### [Material]
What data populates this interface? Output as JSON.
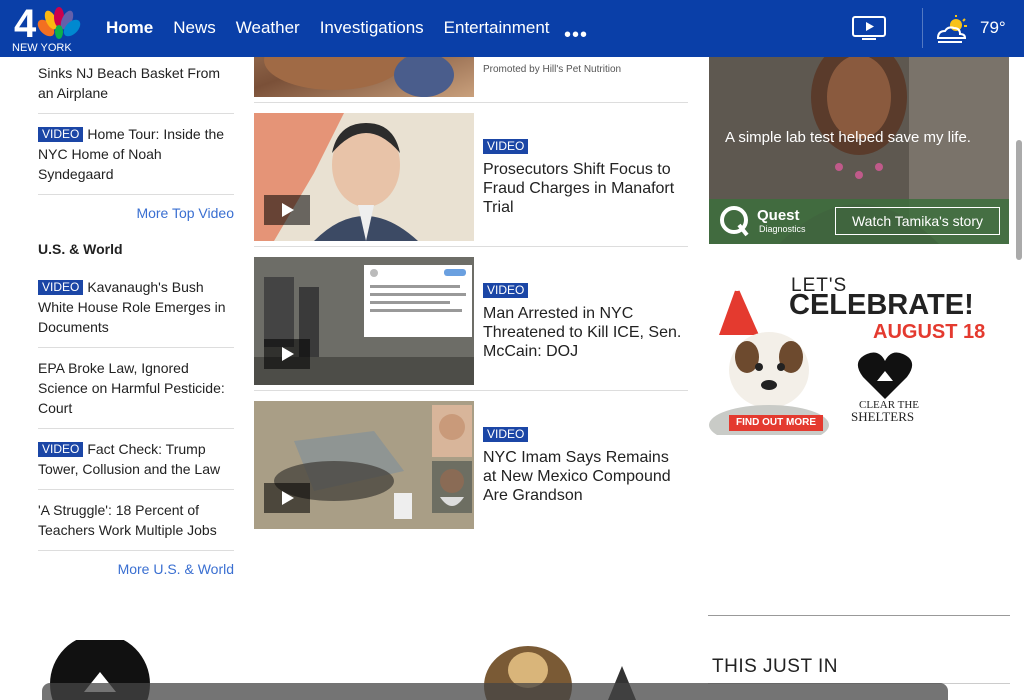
{
  "header": {
    "logo_number": "4",
    "logo_text": "NEW YORK",
    "nav": [
      {
        "label": "Home",
        "active": true
      },
      {
        "label": "News"
      },
      {
        "label": "Weather"
      },
      {
        "label": "Investigations"
      },
      {
        "label": "Entertainment"
      }
    ],
    "more_dots": "•••",
    "temperature": "79°",
    "icons": [
      "nbc-peacock-icon",
      "tv-play-icon",
      "partly-cloudy-icon",
      "more-dots-icon"
    ],
    "colors": {
      "brand": "#0a3fa8",
      "badge": "#1b46a6",
      "link": "#3a6fd1"
    }
  },
  "left": {
    "top_video_items": [
      {
        "badge": "",
        "title": "Sinks NJ Beach Basket From an Airplane"
      },
      {
        "badge": "VIDEO",
        "title": "Home Tour: Inside the NYC Home of Noah Syndegaard"
      }
    ],
    "more_top_video": "More Top Video",
    "us_world_title": "U.S. & World",
    "us_world_items": [
      {
        "badge": "VIDEO",
        "title": "Kavanaugh's Bush White House Role Emerges in Documents"
      },
      {
        "badge": "",
        "title": "EPA Broke Law, Ignored Science on Harmful Pesticide: Court"
      },
      {
        "badge": "VIDEO",
        "title": "Fact Check: Trump Tower, Collusion and the Law"
      },
      {
        "badge": "",
        "title": "'A Struggle': 18 Percent of Teachers Work Multiple Jobs"
      }
    ],
    "more_us_world": "More U.S. & World"
  },
  "middle": {
    "promoted": "Promoted by Hill's Pet Nutrition",
    "stories": [
      {
        "badge": "VIDEO",
        "title": "Prosecutors Shift Focus to Fraud Charges in Manafort Trial"
      },
      {
        "badge": "VIDEO",
        "title": "Man Arrested in NYC Threatened to Kill ICE, Sen. McCain: DOJ"
      },
      {
        "badge": "VIDEO",
        "title": "NYC Imam Says Remains at New Mexico Compound Are Grandson"
      }
    ]
  },
  "right": {
    "ad1_text": "A simple lab test helped save my life.",
    "ad1_brand": "Quest",
    "ad1_brand_sub": "Diagnostics",
    "ad1_cta": "Watch Tamika's story",
    "ad2_lets": "LET'S",
    "ad2_celebrate": "CELEBRATE!",
    "ad2_date": "AUGUST 18",
    "ad2_cta": "FIND OUT MORE",
    "ad2_brand_top": "CLEAR THE",
    "ad2_brand_bottom": "SHELTERS",
    "this_just_in": "THIS JUST IN"
  }
}
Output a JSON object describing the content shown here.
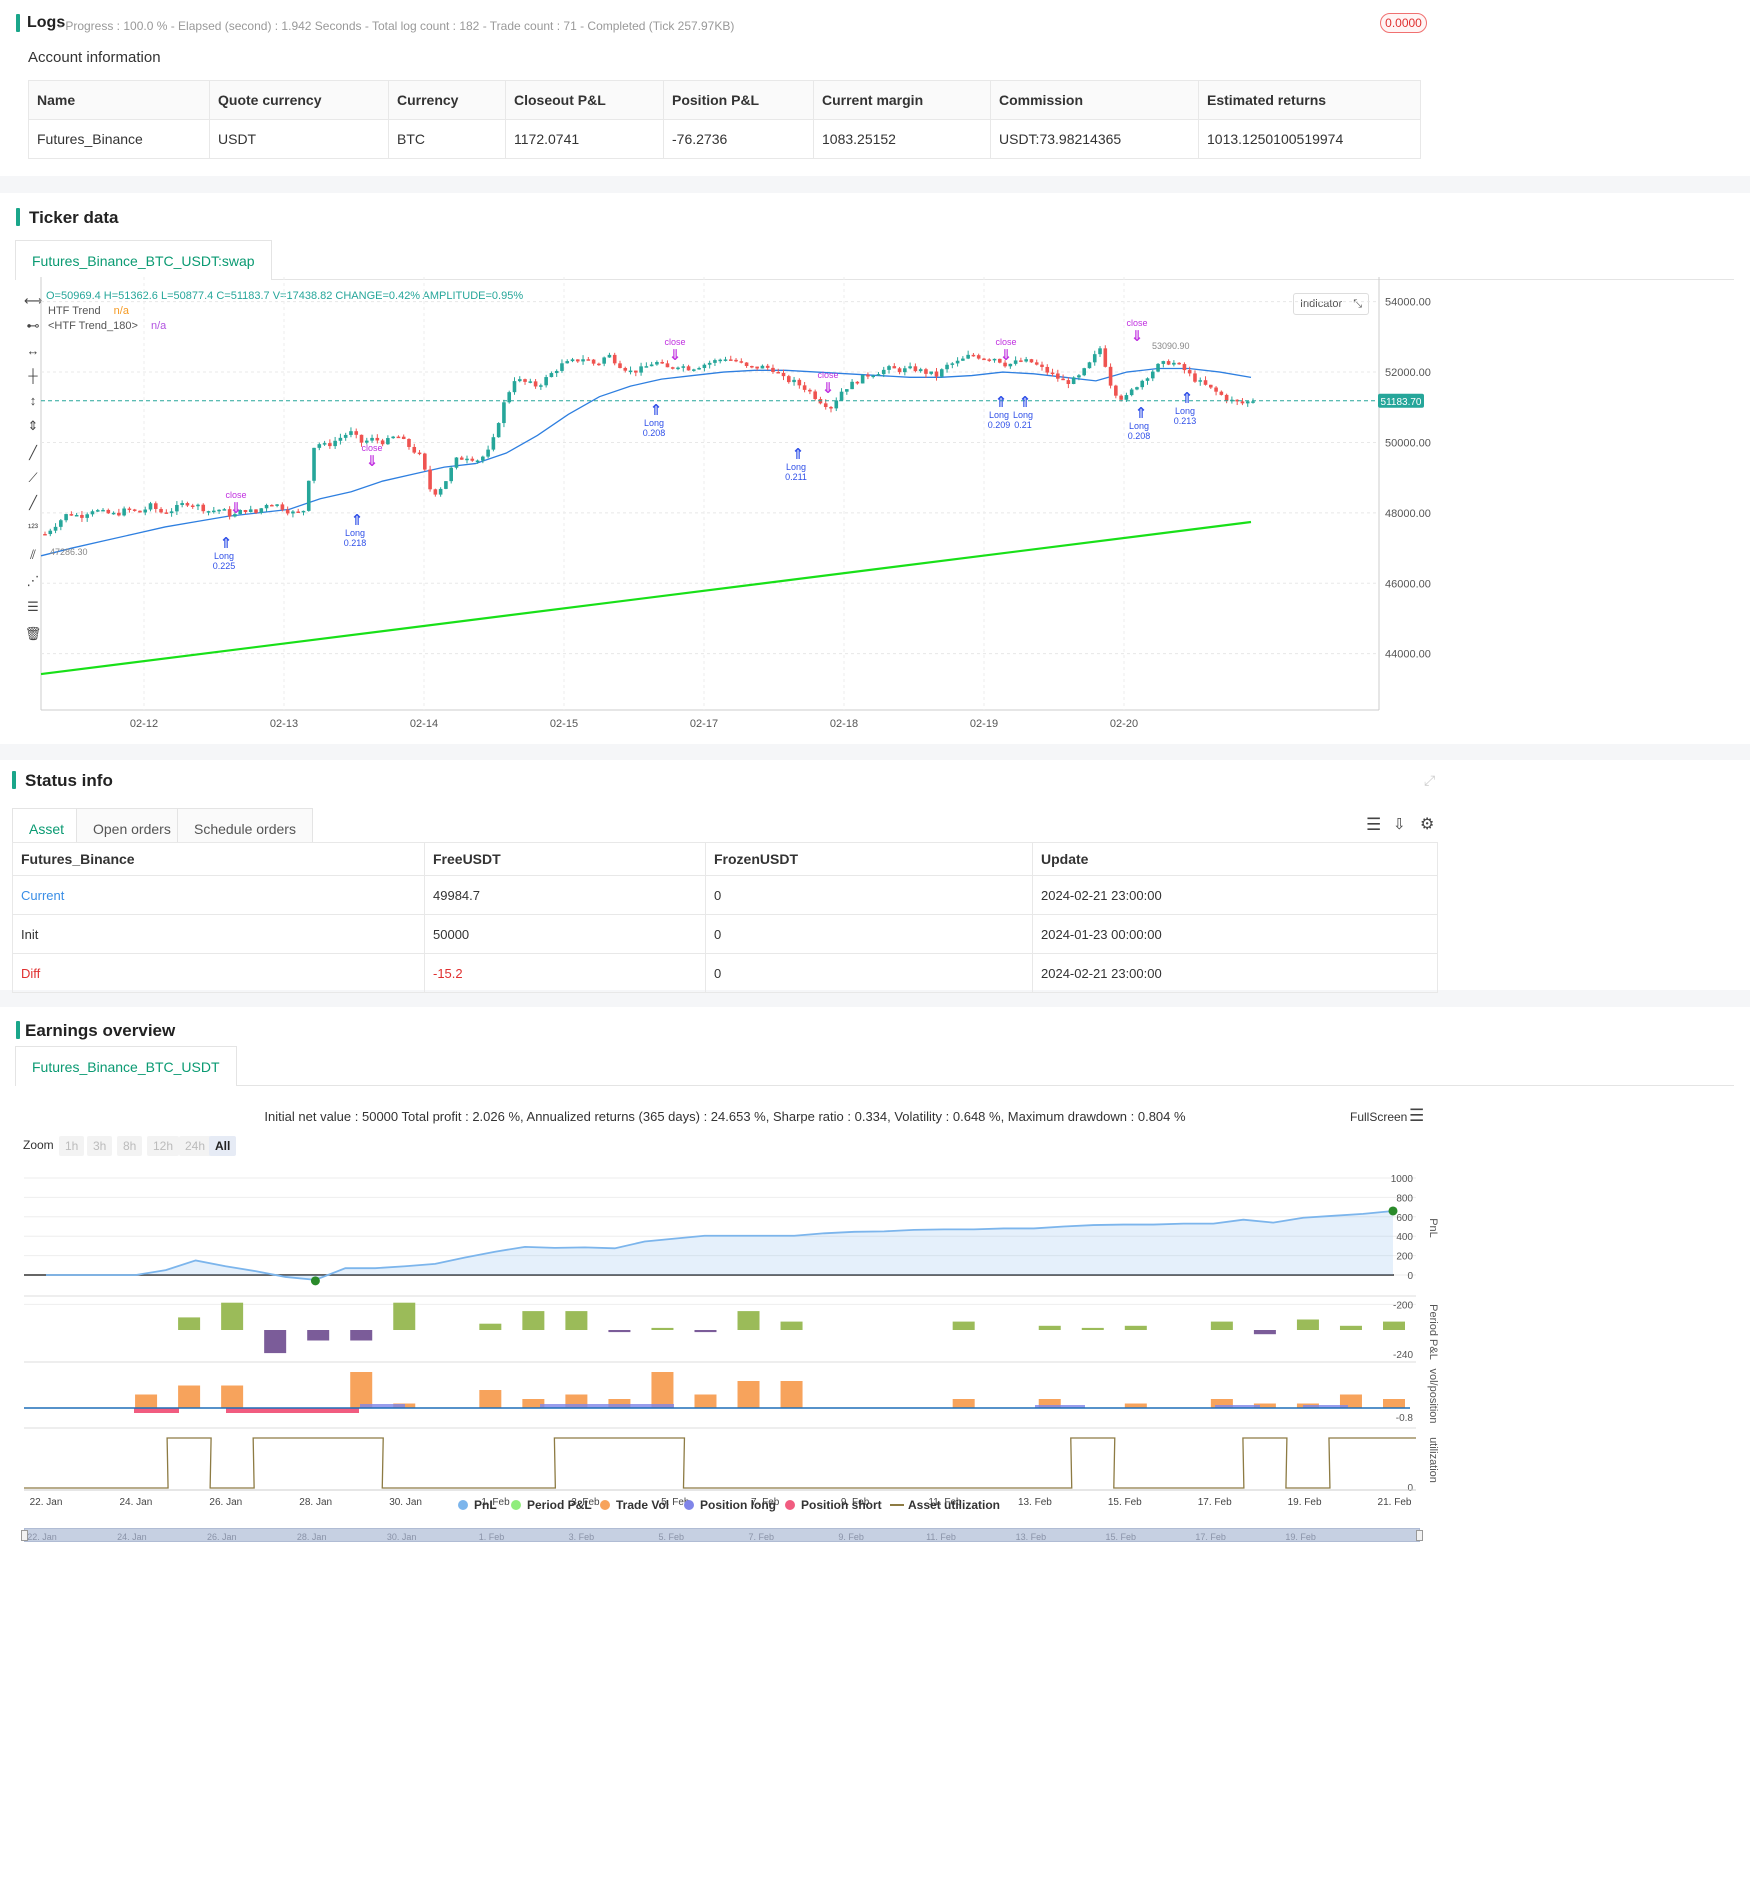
{
  "logs": {
    "title": "Logs",
    "summary": "- Progress : 100.0 % - Elapsed (second) : 1.942  Seconds - Total log count : 182 - Trade count : 71 - Completed (Tick 257.97KB)",
    "badge": "0.0000"
  },
  "account": {
    "heading": "Account information",
    "columns": [
      "Name",
      "Quote currency",
      "Currency",
      "Closeout P&L",
      "Position P&L",
      "Current margin",
      "Commission",
      "Estimated returns"
    ],
    "row": [
      "Futures_Binance",
      "USDT",
      "BTC",
      "1172.0741",
      "-76.2736",
      "1083.25152",
      "USDT:73.98214365",
      "1013.1250100519974"
    ]
  },
  "ticker": {
    "title": "Ticker data",
    "tab": "Futures_Binance_BTC_USDT:swap",
    "ohlc": "O=50969.4 H=51362.6 L=50877.4 C=51183.7 V=17438.82 CHANGE=0.42% AMPLITUDE=0.95%",
    "legend": [
      {
        "label": "HTF Trend",
        "value": "n/a",
        "color": "#f59a23"
      },
      {
        "label": "<HTF Trend_180>",
        "value": "n/a",
        "color": "#b152e0"
      }
    ],
    "indicator_button": "Indicator",
    "price_label": "51183.70",
    "low_label": "47286.30",
    "high_label": "53090.90",
    "colors": {
      "up": "#26a69a",
      "down": "#ef5350",
      "htf": "#2e7fe0",
      "trend180": "#18e018",
      "long": "#3050e8",
      "close": "#c030e0"
    },
    "chart_data": {
      "type": "candlestick",
      "x_ticks": [
        "02-12",
        "02-13",
        "02-14",
        "02-15",
        "02-17",
        "02-18",
        "02-19",
        "02-20"
      ],
      "y_ticks": [
        "54000.00",
        "52000.00",
        "50000.00",
        "48000.00",
        "46000.00",
        "44000.00"
      ],
      "ylim": [
        42400,
        54700
      ],
      "close_series": [
        47400,
        47700,
        48000,
        47900,
        48100,
        48000,
        47950,
        48100,
        48000,
        48200,
        48000,
        48100,
        48300,
        48200,
        48050,
        48100,
        47900,
        48100,
        48000,
        48300,
        48200,
        48000,
        48000,
        50000,
        49900,
        50100,
        50300,
        50000,
        50100,
        50000,
        50200,
        49900,
        49600,
        48500,
        48800,
        49500,
        49600,
        49500,
        49800,
        51000,
        51800,
        51700,
        51600,
        51900,
        52200,
        52300,
        52400,
        52200,
        52500,
        52200,
        52000,
        52100,
        52300,
        52100,
        52200,
        52100,
        52200,
        52300,
        52400,
        52300,
        52100,
        52150,
        52100,
        51800,
        51700,
        51500,
        51200,
        51000,
        51500,
        51700,
        51900,
        52000,
        52100,
        52050,
        52100,
        52000,
        51900,
        52200,
        52300,
        52500,
        52400,
        52400,
        52200,
        52300,
        52300,
        52100,
        51900,
        51700,
        51800,
        52200,
        52700,
        51500,
        51200,
        51600,
        51900,
        52200,
        52300,
        52100,
        51800,
        51600,
        51400,
        51200,
        51100,
        51200
      ],
      "htf_trend": [
        46780,
        47000,
        47200,
        47400,
        47600,
        47750,
        47900,
        48000,
        48100,
        48400,
        48600,
        48900,
        49100,
        49300,
        49400,
        49700,
        50200,
        50800,
        51300,
        51600,
        51800,
        51900,
        52000,
        52050,
        52050,
        52000,
        51950,
        51900,
        51850,
        51850,
        51900,
        52000,
        51950,
        51850,
        51750,
        52000,
        52100,
        52100,
        52000,
        51850
      ],
      "htf_trend_180": [
        43420,
        47740
      ]
    },
    "markers": [
      {
        "type": "long",
        "label": "Long",
        "qty": "0.225"
      },
      {
        "type": "close",
        "label": "close",
        "qty": ""
      },
      {
        "type": "long",
        "label": "Long",
        "qty": "0.218"
      },
      {
        "type": "close",
        "label": "close",
        "qty": ""
      },
      {
        "type": "long",
        "label": "Long",
        "qty": "0.208"
      },
      {
        "type": "close",
        "label": "close",
        "qty": ""
      },
      {
        "type": "long",
        "label": "Long",
        "qty": "0.211"
      },
      {
        "type": "close",
        "label": "close",
        "qty": ""
      },
      {
        "type": "long",
        "label": "Long",
        "qty": "0.209"
      },
      {
        "type": "long",
        "label": "Long",
        "qty": "0.21"
      },
      {
        "type": "close",
        "label": "close",
        "qty": ""
      },
      {
        "type": "long",
        "label": "Long",
        "qty": "0.208"
      },
      {
        "type": "close",
        "label": "close",
        "qty": ""
      },
      {
        "type": "long",
        "label": "Long",
        "qty": "0.213"
      }
    ]
  },
  "status": {
    "title": "Status info",
    "tabs": [
      "Asset",
      "Open orders",
      "Schedule orders"
    ],
    "columns": [
      "Futures_Binance",
      "FreeUSDT",
      "FrozenUSDT",
      "Update"
    ],
    "rows": [
      [
        "Current",
        "49984.7",
        "0",
        "2024-02-21 23:00:00"
      ],
      [
        "Init",
        "50000",
        "0",
        "2024-01-23 00:00:00"
      ],
      [
        "Diff",
        "-15.2",
        "0",
        "2024-02-21 23:00:00"
      ]
    ]
  },
  "earnings": {
    "title": "Earnings overview",
    "tab": "Futures_Binance_BTC_USDT",
    "summary": "Initial net value : 50000 Total profit : 2.026 %, Annualized returns (365 days) : 24.653 %, Sharpe ratio : 0.334, Volatility : 0.648 %, Maximum drawdown : 0.804 %",
    "fullscreen": "FullScreen",
    "zoom_label": "Zoom",
    "zoom_options": [
      "1h",
      "3h",
      "8h",
      "12h",
      "24h",
      "All"
    ],
    "axis_titles": [
      "PnL",
      "Period P&L",
      "vol/position",
      "utilization"
    ],
    "pnl_ticks": [
      "1000",
      "800",
      "600",
      "400",
      "200",
      "0",
      "-200"
    ],
    "period_tick": "-240",
    "vol_tick": "-0.8",
    "util_tick": "0",
    "x_ticks": [
      "22. Jan",
      "24. Jan",
      "26. Jan",
      "28. Jan",
      "30. Jan",
      "1. Feb",
      "3. Feb",
      "5. Feb",
      "7. Feb",
      "9. Feb",
      "11. Feb",
      "13. Feb",
      "15. Feb",
      "17. Feb",
      "19. Feb",
      "21. Feb"
    ],
    "legend": [
      {
        "label": "PnL",
        "color": "#7cb5ec"
      },
      {
        "label": "Period P&L",
        "color": "#90ed7d"
      },
      {
        "label": "Trade Vol",
        "color": "#f7a35c"
      },
      {
        "label": "Position long",
        "color": "#8085e9"
      },
      {
        "label": "Position short",
        "color": "#f15c80"
      },
      {
        "label": "Asset utilization",
        "color": "#8d7b43"
      }
    ],
    "chart_data": {
      "type": "line",
      "pnl": [
        0,
        0,
        0,
        0,
        50,
        150,
        90,
        40,
        -20,
        -50,
        70,
        70,
        90,
        115,
        180,
        240,
        290,
        280,
        285,
        275,
        345,
        375,
        405,
        405,
        405,
        405,
        430,
        445,
        450,
        465,
        470,
        470,
        480,
        480,
        500,
        515,
        520,
        520,
        530,
        530,
        570,
        540,
        590,
        610,
        630,
        660
      ],
      "period_pnl": [
        0,
        0,
        0,
        30,
        65,
        -55,
        -25,
        -25,
        65,
        0,
        15,
        45,
        45,
        -5,
        5,
        -5,
        45,
        20,
        0,
        0,
        0,
        20,
        0,
        10,
        5,
        10,
        0,
        20,
        -10,
        25,
        10,
        20
      ],
      "trade_vol": [
        0,
        0,
        0.3,
        0.5,
        0.5,
        0,
        0,
        0.8,
        0.1,
        0,
        0.4,
        0.2,
        0.3,
        0.2,
        0.8,
        0.3,
        0.6,
        0.6,
        0,
        0,
        0,
        0.2,
        0,
        0.2,
        0,
        0.1,
        0,
        0.2,
        0.1,
        0.1,
        0.3,
        0.2
      ],
      "utilization": [
        0,
        0,
        0,
        1,
        0,
        1,
        1,
        1,
        0,
        0,
        0,
        0,
        1,
        1,
        1,
        0,
        0,
        0,
        0,
        0,
        0,
        0,
        0,
        0,
        1,
        0,
        0,
        0,
        1,
        0,
        1,
        1
      ]
    }
  }
}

### [Task details]
List all lines above in which the string "summary" appears.

### [Task answer]
    "summary": "- Progress : 100.0 % - Elapsed (second) : 1.942  Seconds - Total log count : 182 - Trade count : 71 - Completed (Tick 257.97KB)",
    "summary": "Initial net value : 50000 Total profit : 2.026 %, Annualized returns (365 days) : 24.653 %, Sharpe ratio : 0.334, Volatility : 0.648 %, Maximum drawdown : 0.804 %",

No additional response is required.